» **TASK REQUIREMENTS**
No images are to be carried over; print all other material exactly as it stands.

» **DATA FOR THIS EXERCISE**

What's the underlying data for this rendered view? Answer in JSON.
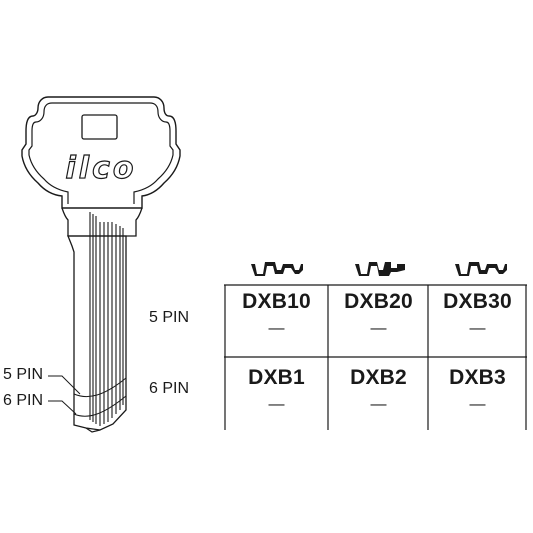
{
  "brand": "ilco",
  "key_labels": {
    "five_pin": "5 PIN",
    "six_pin": "6 PIN"
  },
  "row_labels": [
    "5 PIN",
    "6 PIN"
  ],
  "table": {
    "rows": [
      [
        {
          "code": "DXB10",
          "note": "—"
        },
        {
          "code": "DXB20",
          "note": "—"
        },
        {
          "code": "DXB30",
          "note": "—"
        }
      ],
      [
        {
          "code": "DXB1",
          "note": "—"
        },
        {
          "code": "DXB2",
          "note": "—"
        },
        {
          "code": "DXB3",
          "note": "—"
        }
      ]
    ]
  },
  "profile_icons": [
    "keyway-profile-icon",
    "keyway-profile-icon",
    "keyway-profile-icon"
  ],
  "colors": {
    "line": "#1a1a1a",
    "background": "#ffffff"
  }
}
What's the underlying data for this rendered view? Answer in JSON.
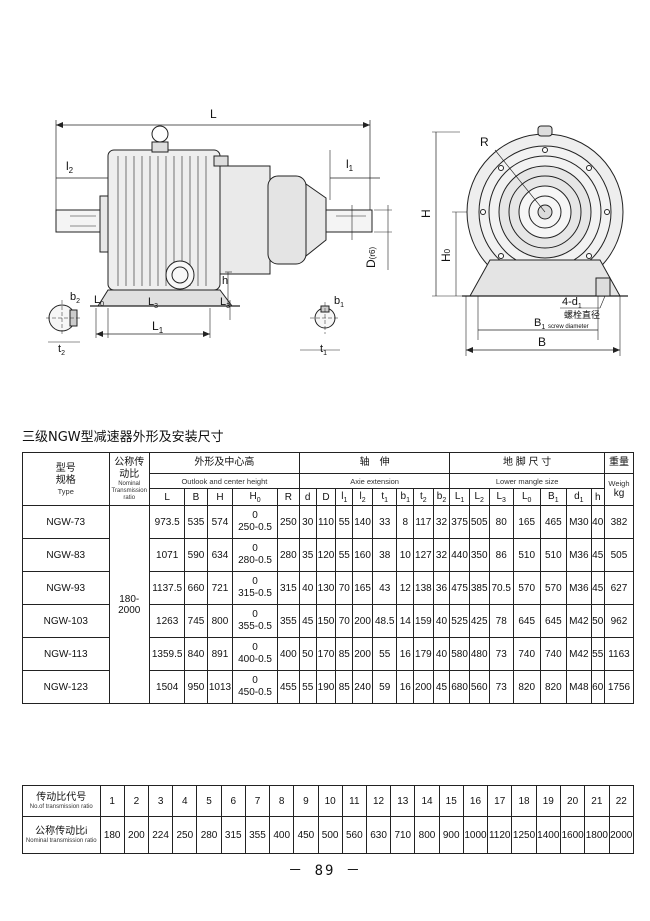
{
  "drawing_labels": {
    "L": "L",
    "l2": "l",
    "l2_sub": "2",
    "l1": "l",
    "l1_sub": "1",
    "D": "D",
    "D_sub": "(r6)",
    "h": "h",
    "L0": "L",
    "L0_sub": "0",
    "L3a": "L",
    "L3a_sub": "3",
    "L3b": "L",
    "L3b_sub": "3",
    "L1": "L",
    "L1_sub": "1",
    "b2": "b",
    "b2_sub": "2",
    "t2": "t",
    "t2_sub": "2",
    "b1": "b",
    "b1_sub": "1",
    "t1": "t",
    "t1_sub": "1",
    "R": "R",
    "H": "H",
    "H0": "H",
    "H0_sub": "0",
    "d1": "4-d",
    "d1_sub": "1",
    "bolt_cn": "螺栓直径",
    "bolt_en": "screw diameter",
    "B1": "B",
    "B1_sub": "1",
    "B": "B"
  },
  "section_title": "三级NGW型减速器外形及安装尺寸",
  "dims_table": {
    "h_type_cn1": "型号",
    "h_type_cn2": "规格",
    "h_type_en": "Type",
    "h_ratio_cn1": "公称传",
    "h_ratio_cn2": "动比",
    "h_ratio_en1": "Nominal",
    "h_ratio_en2": "Transmission",
    "h_ratio_en3": "ratio",
    "h_outlook_cn": "外形及中心高",
    "h_outlook_en": "Outlook and center height",
    "h_axie_cn": "轴　伸",
    "h_axie_en": "Axie extension",
    "h_lower_cn": "地 脚 尺 寸",
    "h_lower_en": "Lower mangle size",
    "h_weight_cn": "重量",
    "h_weight_en": "Weigh",
    "h_weight_unit": "kg",
    "sub": {
      "L": "L",
      "B": "B",
      "H": "H",
      "H0": "H",
      "H0s": "0",
      "R": "R",
      "d": "d",
      "D": "D",
      "l1": "l",
      "l1s": "1",
      "l2": "l",
      "l2s": "2",
      "t1": "t",
      "t1s": "1",
      "b1": "b",
      "b1s": "1",
      "t2": "t",
      "t2s": "2",
      "b2": "b",
      "b2s": "2",
      "L1": "L",
      "L1s": "1",
      "L2": "L",
      "L2s": "2",
      "L3": "L",
      "L3s": "3",
      "L0": "L",
      "L0s": "0",
      "B1": "B",
      "B1s": "1",
      "d1": "d",
      "d1s": "1",
      "h": "h"
    },
    "ratio_merged": "180-\n2000",
    "rows": [
      {
        "type": "NGW-73",
        "L": "973.5",
        "B": "535",
        "H": "574",
        "H0a": "0",
        "H0b": "250-0.5",
        "R": "250",
        "d": "30",
        "D": "110",
        "l1": "55",
        "l2": "140",
        "t1": "33",
        "b1": "8",
        "t2": "117",
        "b2": "32",
        "L1": "375",
        "L2": "505",
        "L3": "80",
        "L0": "165",
        "B1": "465",
        "d1": "M30",
        "h": "40",
        "w": "382"
      },
      {
        "type": "NGW-83",
        "L": "1071",
        "B": "590",
        "H": "634",
        "H0a": "0",
        "H0b": "280-0.5",
        "R": "280",
        "d": "35",
        "D": "120",
        "l1": "55",
        "l2": "160",
        "t1": "38",
        "b1": "10",
        "t2": "127",
        "b2": "32",
        "L1": "440",
        "L2": "350",
        "L3": "86",
        "L0": "510",
        "B1": "510",
        "d1": "M36",
        "h": "45",
        "w": "505"
      },
      {
        "type": "NGW-93",
        "L": "1137.5",
        "B": "660",
        "H": "721",
        "H0a": "0",
        "H0b": "315-0.5",
        "R": "315",
        "d": "40",
        "D": "130",
        "l1": "70",
        "l2": "165",
        "t1": "43",
        "b1": "12",
        "t2": "138",
        "b2": "36",
        "L1": "475",
        "L2": "385",
        "L3": "70.5",
        "L0": "570",
        "B1": "570",
        "d1": "M36",
        "h": "45",
        "w": "627"
      },
      {
        "type": "NGW-103",
        "L": "1263",
        "B": "745",
        "H": "800",
        "H0a": "0",
        "H0b": "355-0.5",
        "R": "355",
        "d": "45",
        "D": "150",
        "l1": "70",
        "l2": "200",
        "t1": "48.5",
        "b1": "14",
        "t2": "159",
        "b2": "40",
        "L1": "525",
        "L2": "425",
        "L3": "78",
        "L0": "645",
        "B1": "645",
        "d1": "M42",
        "h": "50",
        "w": "962"
      },
      {
        "type": "NGW-113",
        "L": "1359.5",
        "B": "840",
        "H": "891",
        "H0a": "0",
        "H0b": "400-0.5",
        "R": "400",
        "d": "50",
        "D": "170",
        "l1": "85",
        "l2": "200",
        "t1": "55",
        "b1": "16",
        "t2": "179",
        "b2": "40",
        "L1": "580",
        "L2": "480",
        "L3": "73",
        "L0": "740",
        "B1": "740",
        "d1": "M42",
        "h": "55",
        "w": "1163"
      },
      {
        "type": "NGW-123",
        "L": "1504",
        "B": "950",
        "H": "1013",
        "H0a": "0",
        "H0b": "450-0.5",
        "R": "455",
        "d": "55",
        "D": "190",
        "l1": "85",
        "l2": "240",
        "t1": "59",
        "b1": "16",
        "t2": "200",
        "b2": "45",
        "L1": "680",
        "L2": "560",
        "L3": "73",
        "L0": "820",
        "B1": "820",
        "d1": "M48",
        "h": "60",
        "w": "1756"
      }
    ]
  },
  "ratio_table": {
    "row1_cn": "传动比代号",
    "row1_en": "No.of transmission ratio",
    "row2_cn": "公称传动比i",
    "row2_en": "Nominal transmission ratio",
    "codes": [
      "1",
      "2",
      "3",
      "4",
      "5",
      "6",
      "7",
      "8",
      "9",
      "10",
      "11",
      "12",
      "13",
      "14",
      "15",
      "16",
      "17",
      "18",
      "19",
      "20",
      "21",
      "22"
    ],
    "values": [
      "180",
      "200",
      "224",
      "250",
      "280",
      "315",
      "355",
      "400",
      "450",
      "500",
      "560",
      "630",
      "710",
      "800",
      "900",
      "1000",
      "1120",
      "1250",
      "1400",
      "1600",
      "1800",
      "2000"
    ]
  },
  "page_number": "－ 89 －"
}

» **RESULT OF THIS EXERCISE**
What's the underlying data for this rendered view? Answer in JSON.
{
  "brand": "ilco",
  "key_labels": {
    "five_pin": "5 PIN",
    "six_pin": "6 PIN"
  },
  "row_labels": [
    "5 PIN",
    "6 PIN"
  ],
  "table": {
    "rows": [
      [
        {
          "code": "DXB10",
          "note": "—"
        },
        {
          "code": "DXB20",
          "note": "—"
        },
        {
          "code": "DXB30",
          "note": "—"
        }
      ],
      [
        {
          "code": "DXB1",
          "note": "—"
        },
        {
          "code": "DXB2",
          "note": "—"
        },
        {
          "code": "DXB3",
          "note": "—"
        }
      ]
    ]
  },
  "profile_icons": [
    "keyway-profile-icon",
    "keyway-profile-icon",
    "keyway-profile-icon"
  ],
  "colors": {
    "line": "#1a1a1a",
    "background": "#ffffff"
  }
}
What's the underlying data for this rendered view? Answer in JSON.
{
  "drawing_labels": {
    "L": "L",
    "l2": "l",
    "l2_sub": "2",
    "l1": "l",
    "l1_sub": "1",
    "D": "D",
    "D_sub": "(r6)",
    "h": "h",
    "L0": "L",
    "L0_sub": "0",
    "L3a": "L",
    "L3a_sub": "3",
    "L3b": "L",
    "L3b_sub": "3",
    "L1": "L",
    "L1_sub": "1",
    "b2": "b",
    "b2_sub": "2",
    "t2": "t",
    "t2_sub": "2",
    "b1": "b",
    "b1_sub": "1",
    "t1": "t",
    "t1_sub": "1",
    "R": "R",
    "H": "H",
    "H0": "H",
    "H0_sub": "0",
    "d1": "4-d",
    "d1_sub": "1",
    "bolt_cn": "螺栓直径",
    "bolt_en": "screw diameter",
    "B1": "B",
    "B1_sub": "1",
    "B": "B"
  },
  "section_title": "三级NGW型减速器外形及安装尺寸",
  "dims_table": {
    "h_type_cn1": "型号",
    "h_type_cn2": "规格",
    "h_type_en": "Type",
    "h_ratio_cn1": "公称传",
    "h_ratio_cn2": "动比",
    "h_ratio_en1": "Nominal",
    "h_ratio_en2": "Transmission",
    "h_ratio_en3": "ratio",
    "h_outlook_cn": "外形及中心高",
    "h_outlook_en": "Outlook and center height",
    "h_axie_cn": "轴　伸",
    "h_axie_en": "Axie extension",
    "h_lower_cn": "地 脚 尺 寸",
    "h_lower_en": "Lower mangle size",
    "h_weight_cn": "重量",
    "h_weight_en": "Weigh",
    "h_weight_unit": "kg",
    "sub": {
      "L": "L",
      "B": "B",
      "H": "H",
      "H0": "H",
      "H0s": "0",
      "R": "R",
      "d": "d",
      "D": "D",
      "l1": "l",
      "l1s": "1",
      "l2": "l",
      "l2s": "2",
      "t1": "t",
      "t1s": "1",
      "b1": "b",
      "b1s": "1",
      "t2": "t",
      "t2s": "2",
      "b2": "b",
      "b2s": "2",
      "L1": "L",
      "L1s": "1",
      "L2": "L",
      "L2s": "2",
      "L3": "L",
      "L3s": "3",
      "L0": "L",
      "L0s": "0",
      "B1": "B",
      "B1s": "1",
      "d1": "d",
      "d1s": "1",
      "h": "h"
    },
    "ratio_merged": "180-\n2000",
    "rows": [
      {
        "type": "NGW-73",
        "L": "973.5",
        "B": "535",
        "H": "574",
        "H0a": "0",
        "H0b": "250-0.5",
        "R": "250",
        "d": "30",
        "D": "110",
        "l1": "55",
        "l2": "140",
        "t1": "33",
        "b1": "8",
        "t2": "117",
        "b2": "32",
        "L1": "375",
        "L2": "505",
        "L3": "80",
        "L0": "165",
        "B1": "465",
        "d1": "M30",
        "h": "40",
        "w": "382"
      },
      {
        "type": "NGW-83",
        "L": "1071",
        "B": "590",
        "H": "634",
        "H0a": "0",
        "H0b": "280-0.5",
        "R": "280",
        "d": "35",
        "D": "120",
        "l1": "55",
        "l2": "160",
        "t1": "38",
        "b1": "10",
        "t2": "127",
        "b2": "32",
        "L1": "440",
        "L2": "350",
        "L3": "86",
        "L0": "510",
        "B1": "510",
        "d1": "M36",
        "h": "45",
        "w": "505"
      },
      {
        "type": "NGW-93",
        "L": "1137.5",
        "B": "660",
        "H": "721",
        "H0a": "0",
        "H0b": "315-0.5",
        "R": "315",
        "d": "40",
        "D": "130",
        "l1": "70",
        "l2": "165",
        "t1": "43",
        "b1": "12",
        "t2": "138",
        "b2": "36",
        "L1": "475",
        "L2": "385",
        "L3": "70.5",
        "L0": "570",
        "B1": "570",
        "d1": "M36",
        "h": "45",
        "w": "627"
      },
      {
        "type": "NGW-103",
        "L": "1263",
        "B": "745",
        "H": "800",
        "H0a": "0",
        "H0b": "355-0.5",
        "R": "355",
        "d": "45",
        "D": "150",
        "l1": "70",
        "l2": "200",
        "t1": "48.5",
        "b1": "14",
        "t2": "159",
        "b2": "40",
        "L1": "525",
        "L2": "425",
        "L3": "78",
        "L0": "645",
        "B1": "645",
        "d1": "M42",
        "h": "50",
        "w": "962"
      },
      {
        "type": "NGW-113",
        "L": "1359.5",
        "B": "840",
        "H": "891",
        "H0a": "0",
        "H0b": "400-0.5",
        "R": "400",
        "d": "50",
        "D": "170",
        "l1": "85",
        "l2": "200",
        "t1": "55",
        "b1": "16",
        "t2": "179",
        "b2": "40",
        "L1": "580",
        "L2": "480",
        "L3": "73",
        "L0": "740",
        "B1": "740",
        "d1": "M42",
        "h": "55",
        "w": "1163"
      },
      {
        "type": "NGW-123",
        "L": "1504",
        "B": "950",
        "H": "1013",
        "H0a": "0",
        "H0b": "450-0.5",
        "R": "455",
        "d": "55",
        "D": "190",
        "l1": "85",
        "l2": "240",
        "t1": "59",
        "b1": "16",
        "t2": "200",
        "b2": "45",
        "L1": "680",
        "L2": "560",
        "L3": "73",
        "L0": "820",
        "B1": "820",
        "d1": "M48",
        "h": "60",
        "w": "1756"
      }
    ]
  },
  "ratio_table": {
    "row1_cn": "传动比代号",
    "row1_en": "No.of transmission ratio",
    "row2_cn": "公称传动比i",
    "row2_en": "Nominal transmission ratio",
    "codes": [
      "1",
      "2",
      "3",
      "4",
      "5",
      "6",
      "7",
      "8",
      "9",
      "10",
      "11",
      "12",
      "13",
      "14",
      "15",
      "16",
      "17",
      "18",
      "19",
      "20",
      "21",
      "22"
    ],
    "values": [
      "180",
      "200",
      "224",
      "250",
      "280",
      "315",
      "355",
      "400",
      "450",
      "500",
      "560",
      "630",
      "710",
      "800",
      "900",
      "1000",
      "1120",
      "1250",
      "1400",
      "1600",
      "1800",
      "2000"
    ]
  },
  "page_number": "－ 89 －"
}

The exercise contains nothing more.